-- WRITTEN TASK --
Select all lines holding the word "Township" from the entries that follow.

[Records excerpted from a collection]
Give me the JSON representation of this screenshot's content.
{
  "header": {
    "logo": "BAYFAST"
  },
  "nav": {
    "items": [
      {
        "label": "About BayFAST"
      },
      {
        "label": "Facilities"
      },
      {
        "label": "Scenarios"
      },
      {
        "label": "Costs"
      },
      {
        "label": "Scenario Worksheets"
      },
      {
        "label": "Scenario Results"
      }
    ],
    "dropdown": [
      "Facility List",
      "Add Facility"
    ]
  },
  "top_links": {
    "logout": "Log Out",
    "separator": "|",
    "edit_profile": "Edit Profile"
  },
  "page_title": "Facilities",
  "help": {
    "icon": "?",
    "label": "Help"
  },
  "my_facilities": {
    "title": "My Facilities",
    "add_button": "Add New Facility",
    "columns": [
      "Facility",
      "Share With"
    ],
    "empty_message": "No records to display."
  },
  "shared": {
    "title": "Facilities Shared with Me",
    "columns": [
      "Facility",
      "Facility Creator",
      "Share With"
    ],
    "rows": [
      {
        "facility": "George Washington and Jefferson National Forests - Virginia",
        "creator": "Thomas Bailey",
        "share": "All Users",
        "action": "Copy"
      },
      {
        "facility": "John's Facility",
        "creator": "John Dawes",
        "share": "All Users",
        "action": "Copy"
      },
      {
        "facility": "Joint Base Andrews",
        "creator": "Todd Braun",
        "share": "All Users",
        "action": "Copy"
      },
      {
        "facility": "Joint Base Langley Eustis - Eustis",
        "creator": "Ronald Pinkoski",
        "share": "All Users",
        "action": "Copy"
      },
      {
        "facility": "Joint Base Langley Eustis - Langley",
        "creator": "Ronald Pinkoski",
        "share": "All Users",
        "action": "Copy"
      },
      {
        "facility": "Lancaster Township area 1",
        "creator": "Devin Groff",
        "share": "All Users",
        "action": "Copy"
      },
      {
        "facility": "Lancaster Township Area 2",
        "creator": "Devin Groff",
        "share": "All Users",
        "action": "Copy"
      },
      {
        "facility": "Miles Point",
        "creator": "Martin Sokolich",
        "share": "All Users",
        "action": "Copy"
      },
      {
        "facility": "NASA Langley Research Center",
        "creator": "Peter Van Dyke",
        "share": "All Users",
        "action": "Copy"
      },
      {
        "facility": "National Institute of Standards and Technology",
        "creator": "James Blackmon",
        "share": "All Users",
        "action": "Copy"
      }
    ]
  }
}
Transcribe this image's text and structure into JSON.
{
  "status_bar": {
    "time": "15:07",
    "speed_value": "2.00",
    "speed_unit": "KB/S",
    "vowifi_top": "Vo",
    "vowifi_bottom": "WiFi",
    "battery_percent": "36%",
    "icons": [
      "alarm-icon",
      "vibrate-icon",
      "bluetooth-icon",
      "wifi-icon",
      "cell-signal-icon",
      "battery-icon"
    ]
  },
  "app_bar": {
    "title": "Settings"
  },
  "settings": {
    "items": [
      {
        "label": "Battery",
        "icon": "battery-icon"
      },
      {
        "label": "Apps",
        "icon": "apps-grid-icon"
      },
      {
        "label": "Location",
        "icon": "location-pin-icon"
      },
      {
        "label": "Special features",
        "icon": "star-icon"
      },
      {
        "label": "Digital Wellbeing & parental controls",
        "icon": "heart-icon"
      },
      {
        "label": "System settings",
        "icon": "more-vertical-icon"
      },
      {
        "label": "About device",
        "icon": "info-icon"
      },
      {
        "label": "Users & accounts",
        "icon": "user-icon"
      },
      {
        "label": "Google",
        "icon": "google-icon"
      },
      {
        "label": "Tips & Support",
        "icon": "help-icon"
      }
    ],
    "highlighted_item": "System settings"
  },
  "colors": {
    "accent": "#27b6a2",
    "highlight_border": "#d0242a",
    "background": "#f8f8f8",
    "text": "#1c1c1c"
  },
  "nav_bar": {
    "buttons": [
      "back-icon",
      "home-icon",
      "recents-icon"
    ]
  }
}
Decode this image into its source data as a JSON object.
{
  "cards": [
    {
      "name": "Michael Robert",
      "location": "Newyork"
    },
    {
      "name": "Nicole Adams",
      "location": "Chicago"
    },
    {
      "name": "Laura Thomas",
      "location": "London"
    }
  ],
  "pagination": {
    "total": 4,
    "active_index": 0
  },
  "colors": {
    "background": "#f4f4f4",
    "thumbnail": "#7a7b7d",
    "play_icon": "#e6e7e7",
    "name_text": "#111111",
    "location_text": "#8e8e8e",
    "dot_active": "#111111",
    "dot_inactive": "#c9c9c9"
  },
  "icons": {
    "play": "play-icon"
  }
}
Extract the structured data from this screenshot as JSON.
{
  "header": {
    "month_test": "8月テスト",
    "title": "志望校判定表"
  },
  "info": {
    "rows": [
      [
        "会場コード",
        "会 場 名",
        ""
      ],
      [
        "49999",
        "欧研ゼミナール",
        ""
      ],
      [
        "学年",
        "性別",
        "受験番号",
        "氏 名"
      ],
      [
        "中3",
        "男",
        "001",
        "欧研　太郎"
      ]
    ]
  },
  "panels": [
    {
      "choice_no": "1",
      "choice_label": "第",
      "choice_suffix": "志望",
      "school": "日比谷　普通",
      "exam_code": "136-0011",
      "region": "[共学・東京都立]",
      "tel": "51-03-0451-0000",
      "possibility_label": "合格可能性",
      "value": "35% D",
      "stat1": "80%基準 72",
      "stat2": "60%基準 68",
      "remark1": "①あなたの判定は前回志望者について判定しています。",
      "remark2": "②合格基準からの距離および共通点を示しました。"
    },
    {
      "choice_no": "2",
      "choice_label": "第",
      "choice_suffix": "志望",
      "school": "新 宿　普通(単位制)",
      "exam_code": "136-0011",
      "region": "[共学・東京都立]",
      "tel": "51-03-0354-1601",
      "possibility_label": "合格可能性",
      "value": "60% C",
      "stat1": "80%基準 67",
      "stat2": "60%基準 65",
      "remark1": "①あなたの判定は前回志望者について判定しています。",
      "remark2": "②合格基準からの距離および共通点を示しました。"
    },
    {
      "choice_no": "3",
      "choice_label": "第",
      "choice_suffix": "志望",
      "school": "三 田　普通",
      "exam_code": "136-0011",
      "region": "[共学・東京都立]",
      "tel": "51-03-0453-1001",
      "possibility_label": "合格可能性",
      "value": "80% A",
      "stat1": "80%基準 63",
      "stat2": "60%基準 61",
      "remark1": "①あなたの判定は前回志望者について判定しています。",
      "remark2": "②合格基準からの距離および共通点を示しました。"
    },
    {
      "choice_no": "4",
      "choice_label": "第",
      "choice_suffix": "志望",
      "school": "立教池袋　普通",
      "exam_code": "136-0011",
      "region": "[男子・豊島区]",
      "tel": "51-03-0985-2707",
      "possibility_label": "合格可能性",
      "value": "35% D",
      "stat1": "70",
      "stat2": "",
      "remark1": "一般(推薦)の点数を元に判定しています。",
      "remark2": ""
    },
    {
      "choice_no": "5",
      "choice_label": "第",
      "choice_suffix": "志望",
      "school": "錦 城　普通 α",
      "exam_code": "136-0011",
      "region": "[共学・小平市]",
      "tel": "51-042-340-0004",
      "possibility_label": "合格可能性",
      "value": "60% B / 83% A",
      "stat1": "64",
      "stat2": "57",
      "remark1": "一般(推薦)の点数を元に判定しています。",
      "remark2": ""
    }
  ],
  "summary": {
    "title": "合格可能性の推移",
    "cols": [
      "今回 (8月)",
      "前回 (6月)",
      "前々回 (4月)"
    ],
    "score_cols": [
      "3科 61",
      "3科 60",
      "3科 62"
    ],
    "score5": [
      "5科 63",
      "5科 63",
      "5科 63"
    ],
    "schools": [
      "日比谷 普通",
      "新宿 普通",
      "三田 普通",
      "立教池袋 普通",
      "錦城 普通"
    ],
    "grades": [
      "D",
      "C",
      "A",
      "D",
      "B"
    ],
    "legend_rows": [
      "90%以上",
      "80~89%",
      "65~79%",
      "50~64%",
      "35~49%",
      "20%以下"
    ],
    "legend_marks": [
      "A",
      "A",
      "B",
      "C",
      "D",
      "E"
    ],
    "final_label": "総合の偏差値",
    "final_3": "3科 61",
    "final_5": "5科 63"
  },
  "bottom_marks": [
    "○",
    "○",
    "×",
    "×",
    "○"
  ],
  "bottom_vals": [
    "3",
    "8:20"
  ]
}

-- REPLY TO THE TASK --
        "facility": "Lancaster Township area 1",
        "facility": "Lancaster Township Area 2",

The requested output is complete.